**PROBLEM TO WORK ON**. Present everything from the start of the material down to the line containing "- bar[interactable]: [625, 172, 801, 465]", inclusive, as a Markdown table with the columns Row and Text. Row holds a running number, Text holds each line, and blank lines are omitted.

**SOURCE RECORDS**.
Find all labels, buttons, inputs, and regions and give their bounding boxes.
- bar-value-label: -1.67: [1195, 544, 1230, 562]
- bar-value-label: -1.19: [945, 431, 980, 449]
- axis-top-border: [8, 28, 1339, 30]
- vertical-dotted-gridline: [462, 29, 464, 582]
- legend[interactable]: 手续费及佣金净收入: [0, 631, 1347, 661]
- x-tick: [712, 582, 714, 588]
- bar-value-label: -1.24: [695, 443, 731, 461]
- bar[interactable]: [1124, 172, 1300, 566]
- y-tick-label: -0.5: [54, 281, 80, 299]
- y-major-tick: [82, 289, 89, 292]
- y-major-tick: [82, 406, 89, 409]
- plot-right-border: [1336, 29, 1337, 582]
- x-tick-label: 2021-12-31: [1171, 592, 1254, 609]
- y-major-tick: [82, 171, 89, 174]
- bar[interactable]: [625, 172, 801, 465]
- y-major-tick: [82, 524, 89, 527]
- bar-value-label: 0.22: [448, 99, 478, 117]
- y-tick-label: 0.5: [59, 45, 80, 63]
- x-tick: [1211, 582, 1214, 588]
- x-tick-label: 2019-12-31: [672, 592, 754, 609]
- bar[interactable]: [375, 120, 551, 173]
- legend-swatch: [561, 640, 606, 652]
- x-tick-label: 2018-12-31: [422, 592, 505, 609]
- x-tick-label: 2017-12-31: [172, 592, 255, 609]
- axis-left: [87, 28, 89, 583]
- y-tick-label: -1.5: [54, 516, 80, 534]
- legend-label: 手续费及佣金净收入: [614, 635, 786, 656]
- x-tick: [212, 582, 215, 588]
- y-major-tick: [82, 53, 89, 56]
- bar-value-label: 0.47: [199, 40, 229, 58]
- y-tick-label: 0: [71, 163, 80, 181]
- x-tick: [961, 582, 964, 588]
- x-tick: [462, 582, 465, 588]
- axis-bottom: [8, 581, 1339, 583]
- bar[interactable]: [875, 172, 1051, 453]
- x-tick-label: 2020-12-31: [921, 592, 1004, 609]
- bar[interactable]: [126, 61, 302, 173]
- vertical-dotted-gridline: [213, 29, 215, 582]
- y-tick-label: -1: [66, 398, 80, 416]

**COMPLETED EXERCISE**.
| Row | Text |
|---|---|
| 1 | Find all labels, buttons, inputs, and regions and give their bounding boxes. |
| 2 | - bar-value-label: -1.67: [1195, 544, 1230, 562] |
| 3 | - bar-value-label: -1.19: [945, 431, 980, 449] |
| 4 | - axis-top-border: [8, 28, 1339, 30] |
| 5 | - vertical-dotted-gridline: [462, 29, 464, 582] |
| 6 | - legend[interactable]: 手续费及佣金净收入: [0, 631, 1347, 661] |
| 7 | - x-tick: [712, 582, 714, 588] |
| 8 | - bar-value-label: -1.24: [695, 443, 731, 461] |
| 9 | - bar[interactable]: [1124, 172, 1300, 566] |
| 10 | - y-tick-label: -0.5: [54, 281, 80, 299] |
| 11 | - y-major-tick: [82, 289, 89, 292] |
| 12 | - y-major-tick: [82, 406, 89, 409] |
| 13 | - plot-right-border: [1336, 29, 1337, 582] |
| 14 | - x-tick-label: 2021-12-31: [1171, 592, 1254, 609] |
| 15 | - y-major-tick: [82, 171, 89, 174] |
| 16 | - bar[interactable]: [625, 172, 801, 465] |